* **Exercise goal**:
Update the records below by replacing "bounding boxes" with "box coordinates" and leaving everything else the same. Do not include the pictures in your answer.

(Item position entries)
::::::::::

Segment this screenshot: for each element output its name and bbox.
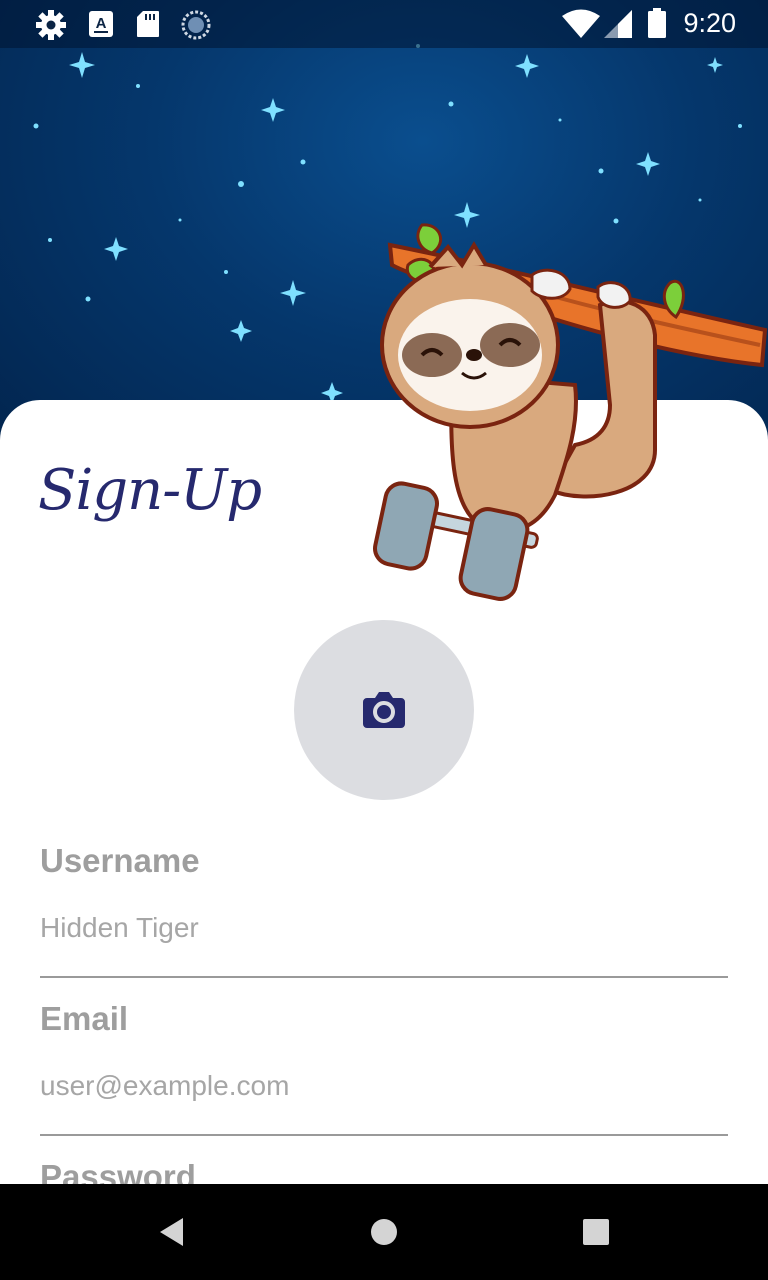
sync-circle-icon [181, 10, 211, 40]
sloth-illustration [373, 223, 768, 601]
a-notification-icon: A [89, 11, 113, 37]
email-input[interactable] [40, 1070, 728, 1102]
email-underline [40, 1134, 728, 1136]
recents-icon[interactable] [576, 1212, 616, 1252]
battery-icon [648, 8, 666, 38]
status-time: 9:20 [683, 8, 736, 38]
svg-text:A: A [96, 15, 107, 32]
email-label: Email [40, 1000, 129, 1037]
home-icon[interactable] [364, 1212, 404, 1252]
username-underline [40, 976, 728, 978]
sd-card-icon [137, 11, 159, 37]
status-bar: A 9:20 [0, 0, 768, 48]
signal-icon [604, 10, 632, 38]
system-navigation-bar [0, 1184, 768, 1280]
camera-icon [363, 692, 405, 728]
username-input[interactable] [40, 912, 728, 944]
avatar-upload-button[interactable] [294, 620, 474, 800]
gear-icon [36, 10, 66, 40]
wifi-icon [562, 9, 600, 38]
username-label: Username [40, 842, 200, 879]
page-title: Sign-Up [38, 458, 262, 523]
back-icon[interactable] [152, 1212, 192, 1252]
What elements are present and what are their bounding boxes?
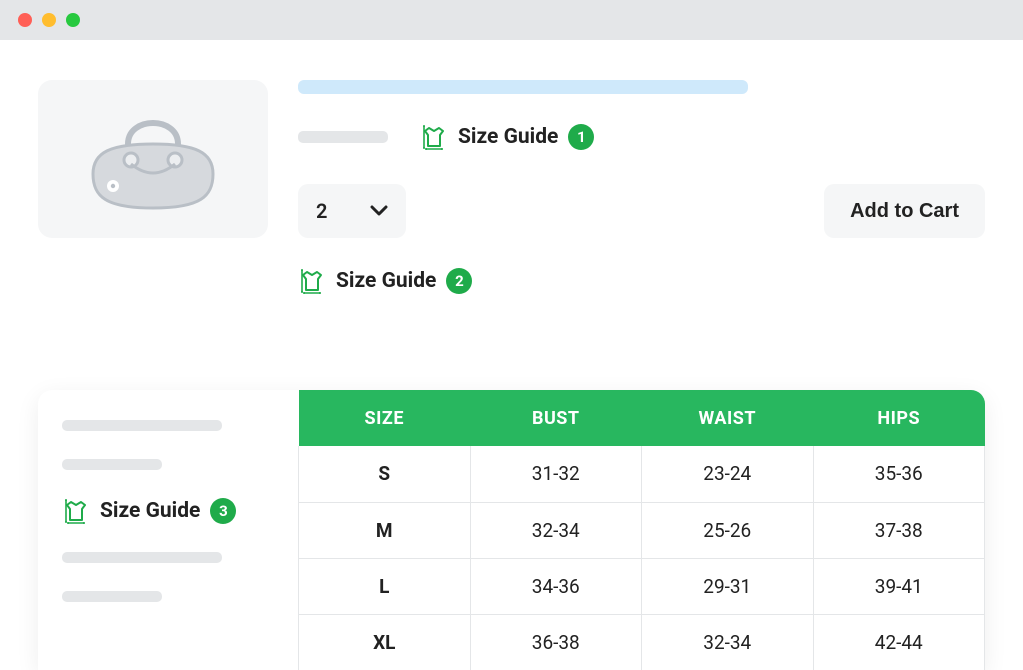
sidebar-skeleton-line (62, 591, 162, 602)
table-header-row: SIZE BUST WAIST HIPS (299, 390, 985, 446)
size-guide-link-1[interactable]: Size Guide 1 (420, 124, 594, 150)
price-skeleton (298, 131, 388, 143)
cell-size: L (299, 558, 471, 614)
add-to-cart-button[interactable]: Add to Cart (824, 184, 985, 238)
cell-hips: 42-44 (813, 614, 985, 670)
cell-bust: 31-32 (470, 446, 642, 502)
table-row: XL 36-38 32-34 42-44 (299, 614, 985, 670)
chevron-down-icon (370, 205, 388, 217)
table-row: M 32-34 25-26 37-38 (299, 502, 985, 558)
cell-bust: 32-34 (470, 502, 642, 558)
col-waist: WAIST (642, 390, 814, 446)
cell-waist: 25-26 (642, 502, 814, 558)
size-guide-row-2: Size Guide 2 (298, 268, 985, 298)
quantity-value: 2 (316, 199, 327, 223)
table-row: S 31-32 23-24 35-36 (299, 446, 985, 502)
qty-and-cart-row: 2 Add to Cart (298, 184, 985, 238)
sidebar-skeleton-line (62, 459, 162, 470)
cell-hips: 39-41 (813, 558, 985, 614)
cell-bust: 36-38 (470, 614, 642, 670)
size-guide-link-3[interactable]: Size Guide 3 (62, 498, 274, 524)
shirt-measure-icon (298, 268, 326, 294)
size-chart-panel: Size Guide 3 SIZE BUST WAIST HIPS (38, 390, 985, 670)
size-guide-label: Size Guide (336, 269, 436, 293)
cell-size: XL (299, 614, 471, 670)
cell-size: M (299, 502, 471, 558)
size-guide-link-2[interactable]: Size Guide 2 (298, 268, 472, 294)
col-hips: HIPS (813, 390, 985, 446)
annotation-badge-1: 1 (568, 124, 594, 150)
col-bust: BUST (470, 390, 642, 446)
cell-bust: 34-36 (470, 558, 642, 614)
quantity-select[interactable]: 2 (298, 184, 406, 238)
window-minimize-icon[interactable] (42, 13, 56, 27)
cell-hips: 37-38 (813, 502, 985, 558)
cell-size: S (299, 446, 471, 502)
size-guide-label: Size Guide (458, 125, 558, 149)
window-title-bar (0, 0, 1023, 40)
sidebar-skeleton-line (62, 420, 222, 431)
sidebar: Size Guide 3 (38, 390, 298, 670)
sidebar-skeleton-line (62, 552, 222, 563)
handbag-icon (83, 104, 223, 214)
cell-hips: 35-36 (813, 446, 985, 502)
window-maximize-icon[interactable] (66, 13, 80, 27)
cell-waist: 23-24 (642, 446, 814, 502)
cell-waist: 29-31 (642, 558, 814, 614)
window-close-icon[interactable] (18, 13, 32, 27)
add-to-cart-label: Add to Cart (850, 200, 959, 223)
cell-waist: 32-34 (642, 614, 814, 670)
product-title-skeleton (298, 80, 748, 94)
size-table-wrap: SIZE BUST WAIST HIPS S 31-32 23-24 35-36… (298, 390, 985, 670)
shirt-measure-icon (420, 124, 448, 150)
annotation-badge-3: 3 (210, 498, 236, 524)
table-row: L 34-36 29-31 39-41 (299, 558, 985, 614)
size-guide-label: Size Guide (100, 499, 200, 523)
product-image (38, 80, 268, 238)
annotation-badge-2: 2 (446, 268, 472, 294)
size-table: SIZE BUST WAIST HIPS S 31-32 23-24 35-36… (298, 390, 985, 670)
price-and-sizeguide-row: Size Guide 1 (298, 124, 985, 150)
page-body: Size Guide 1 2 Add to Cart (0, 40, 1023, 670)
col-size: SIZE (299, 390, 471, 446)
shirt-measure-icon (62, 498, 90, 524)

::::::::::

* **Output for this exercise**:
Segment this screenshot: for each element output its name and bbox.
sync-circle-icon [181, 10, 211, 40]
sloth-illustration [373, 223, 768, 601]
a-notification-icon: A [89, 11, 113, 37]
email-input[interactable] [40, 1070, 728, 1102]
email-underline [40, 1134, 728, 1136]
recents-icon[interactable] [576, 1212, 616, 1252]
battery-icon [648, 8, 666, 38]
status-time: 9:20 [683, 8, 736, 38]
svg-text:A: A [96, 15, 107, 32]
email-label: Email [40, 1000, 129, 1037]
home-icon[interactable] [364, 1212, 404, 1252]
username-underline [40, 976, 728, 978]
sd-card-icon [137, 11, 159, 37]
status-bar: A 9:20 [0, 0, 768, 48]
signal-icon [604, 10, 632, 38]
system-navigation-bar [0, 1184, 768, 1280]
camera-icon [363, 692, 405, 728]
username-input[interactable] [40, 912, 728, 944]
avatar-upload-button[interactable] [294, 620, 474, 800]
gear-icon [36, 10, 66, 40]
wifi-icon [562, 9, 600, 38]
username-label: Username [40, 842, 200, 879]
page-title: Sign-Up [38, 458, 262, 523]
back-icon[interactable] [152, 1212, 192, 1252]
What elements are present and what are their box coordinates?
sidebar-skeleton-line (62, 591, 162, 602)
table-header-row: SIZE BUST WAIST HIPS (299, 390, 985, 446)
size-guide-link-1[interactable]: Size Guide 1 (420, 124, 594, 150)
price-skeleton (298, 131, 388, 143)
cell-size: L (299, 558, 471, 614)
add-to-cart-button[interactable]: Add to Cart (824, 184, 985, 238)
cell-hips: 42-44 (813, 614, 985, 670)
cell-bust: 31-32 (470, 446, 642, 502)
table-row: XL 36-38 32-34 42-44 (299, 614, 985, 670)
chevron-down-icon (370, 205, 388, 217)
table-row: M 32-34 25-26 37-38 (299, 502, 985, 558)
cell-bust: 32-34 (470, 502, 642, 558)
col-waist: WAIST (642, 390, 814, 446)
cell-waist: 25-26 (642, 502, 814, 558)
size-guide-row-2: Size Guide 2 (298, 268, 985, 298)
quantity-value: 2 (316, 199, 327, 223)
table-row: S 31-32 23-24 35-36 (299, 446, 985, 502)
qty-and-cart-row: 2 Add to Cart (298, 184, 985, 238)
sidebar-skeleton-line (62, 459, 162, 470)
cell-hips: 39-41 (813, 558, 985, 614)
cell-bust: 36-38 (470, 614, 642, 670)
size-guide-link-3[interactable]: Size Guide 3 (62, 498, 274, 524)
shirt-measure-icon (298, 268, 326, 294)
size-chart-panel: Size Guide 3 SIZE BUST WAIST HIPS (38, 390, 985, 670)
size-guide-label: Size Guide (336, 269, 436, 293)
cell-size: XL (299, 614, 471, 670)
cell-size: M (299, 502, 471, 558)
size-guide-link-2[interactable]: Size Guide 2 (298, 268, 472, 294)
col-hips: HIPS (813, 390, 985, 446)
annotation-badge-1: 1 (568, 124, 594, 150)
col-bust: BUST (470, 390, 642, 446)
cell-bust: 34-36 (470, 558, 642, 614)
quantity-select[interactable]: 2 (298, 184, 406, 238)
window-minimize-icon[interactable] (42, 13, 56, 27)
cell-hips: 37-38 (813, 502, 985, 558)
cell-size: S (299, 446, 471, 502)
size-guide-label: Size Guide (458, 125, 558, 149)
window-title-bar (0, 0, 1023, 40)
sidebar-skeleton-line (62, 420, 222, 431)
sidebar: Size Guide 3 (38, 390, 298, 670)
sidebar-skeleton-line (62, 552, 222, 563)
handbag-icon (83, 104, 223, 214)
cell-hips: 35-36 (813, 446, 985, 502)
window-maximize-icon[interactable] (66, 13, 80, 27)
cell-waist: 23-24 (642, 446, 814, 502)
cell-waist: 29-31 (642, 558, 814, 614)
window-close-icon[interactable] (18, 13, 32, 27)
add-to-cart-label: Add to Cart (850, 200, 959, 223)
cell-waist: 32-34 (642, 614, 814, 670)
product-title-skeleton (298, 80, 748, 94)
size-table-wrap: SIZE BUST WAIST HIPS S 31-32 23-24 35-36… (298, 390, 985, 670)
shirt-measure-icon (420, 124, 448, 150)
annotation-badge-3: 3 (210, 498, 236, 524)
table-row: L 34-36 29-31 39-41 (299, 558, 985, 614)
size-guide-label: Size Guide (100, 499, 200, 523)
product-image (38, 80, 268, 238)
annotation-badge-2: 2 (446, 268, 472, 294)
size-table: SIZE BUST WAIST HIPS S 31-32 23-24 35-36… (298, 390, 985, 670)
price-and-sizeguide-row: Size Guide 1 (298, 124, 985, 150)
page-body: Size Guide 1 2 Add to Cart (0, 40, 1023, 670)
col-size: SIZE (299, 390, 471, 446)
shirt-measure-icon (62, 498, 90, 524)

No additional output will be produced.